◆ Exercise
Look through the data below, tally the lines where "Fibre" occurs, and write the total alone.

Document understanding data

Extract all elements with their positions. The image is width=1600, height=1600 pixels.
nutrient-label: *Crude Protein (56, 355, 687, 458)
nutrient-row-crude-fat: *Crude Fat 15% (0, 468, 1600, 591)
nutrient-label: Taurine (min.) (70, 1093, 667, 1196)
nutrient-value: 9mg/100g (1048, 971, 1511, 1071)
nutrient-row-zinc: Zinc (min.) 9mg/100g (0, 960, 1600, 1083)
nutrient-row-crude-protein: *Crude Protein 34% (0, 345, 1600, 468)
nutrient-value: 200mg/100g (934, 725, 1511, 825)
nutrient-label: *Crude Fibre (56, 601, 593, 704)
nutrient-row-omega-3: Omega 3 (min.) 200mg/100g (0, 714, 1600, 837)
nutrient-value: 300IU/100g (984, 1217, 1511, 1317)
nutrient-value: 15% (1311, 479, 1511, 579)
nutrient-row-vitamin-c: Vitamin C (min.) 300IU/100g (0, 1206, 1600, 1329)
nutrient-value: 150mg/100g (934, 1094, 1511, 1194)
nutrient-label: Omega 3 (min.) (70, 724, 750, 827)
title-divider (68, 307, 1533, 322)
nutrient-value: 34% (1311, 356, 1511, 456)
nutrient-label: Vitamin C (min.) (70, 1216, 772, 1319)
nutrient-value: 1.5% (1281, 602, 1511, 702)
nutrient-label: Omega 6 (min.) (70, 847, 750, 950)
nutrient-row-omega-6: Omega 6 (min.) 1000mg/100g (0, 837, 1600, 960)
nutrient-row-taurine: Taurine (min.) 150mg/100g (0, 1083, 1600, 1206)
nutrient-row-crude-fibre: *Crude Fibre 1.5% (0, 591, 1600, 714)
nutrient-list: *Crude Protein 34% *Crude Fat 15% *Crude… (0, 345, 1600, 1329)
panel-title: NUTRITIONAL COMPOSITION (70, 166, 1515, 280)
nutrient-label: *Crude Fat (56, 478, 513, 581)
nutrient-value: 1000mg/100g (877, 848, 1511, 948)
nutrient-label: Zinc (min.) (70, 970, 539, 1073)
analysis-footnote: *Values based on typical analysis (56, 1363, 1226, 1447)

◆ Your solution
2